[Begin]
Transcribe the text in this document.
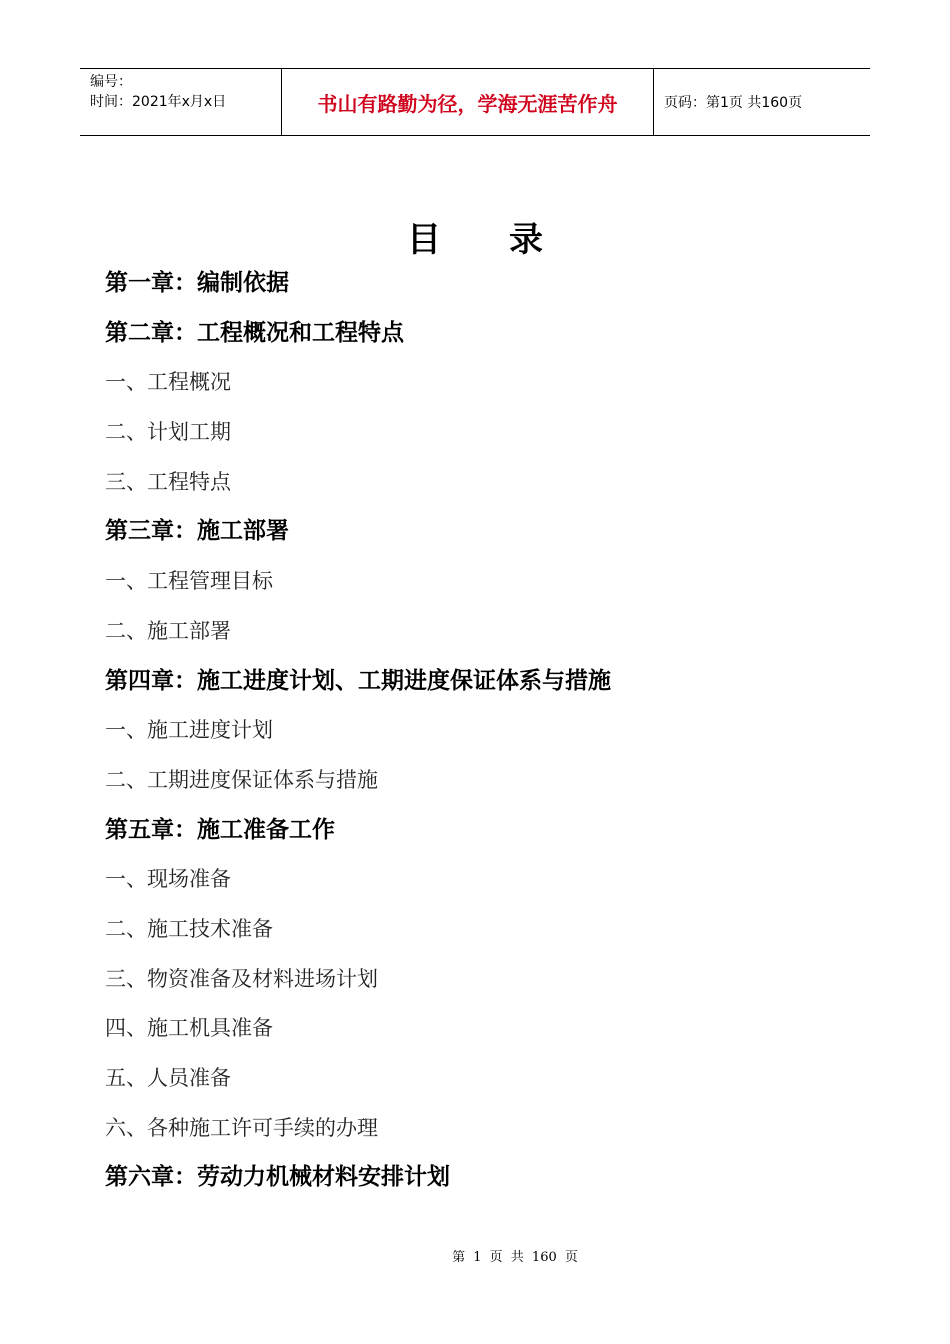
编号：
时间：2021年x月x日	书山有路勤为径，学海无涯苦作舟	页码：第1页 共160页
目　　录
第一章：编制依据
第二章：工程概况和工程特点
一、工程概况
二、计划工期
三、工程特点
第三章：施工部署
一、工程管理目标
二、施工部署
第四章：施工进度计划、工期进度保证体系与措施
一、施工进度计划
二、工期进度保证体系与措施
第五章：施工准备工作
一、现场准备
二、施工技术准备
三、物资准备及材料进场计划
四、施工机具准备
五、人员准备
六、各种施工许可手续的办理
第六章：劳动力机械材料安排计划
第 1 页 共 160 页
[End]
# What needs to be done
Print out the material word for word, omitting the pictures.

# The reply
Transcribe the text in this document.
编号：
时间：2021年x月x日	书山有路勤为径，学海无涯苦作舟	页码：第1页 共160页
目　　录
第一章：编制依据
第二章：工程概况和工程特点
一、工程概况
二、计划工期
三、工程特点
第三章：施工部署
一、工程管理目标
二、施工部署
第四章：施工进度计划、工期进度保证体系与措施
一、施工进度计划
二、工期进度保证体系与措施
第五章：施工准备工作
一、现场准备
二、施工技术准备
三、物资准备及材料进场计划
四、施工机具准备
五、人员准备
六、各种施工许可手续的办理
第六章：劳动力机械材料安排计划
第 1 页 共 160 页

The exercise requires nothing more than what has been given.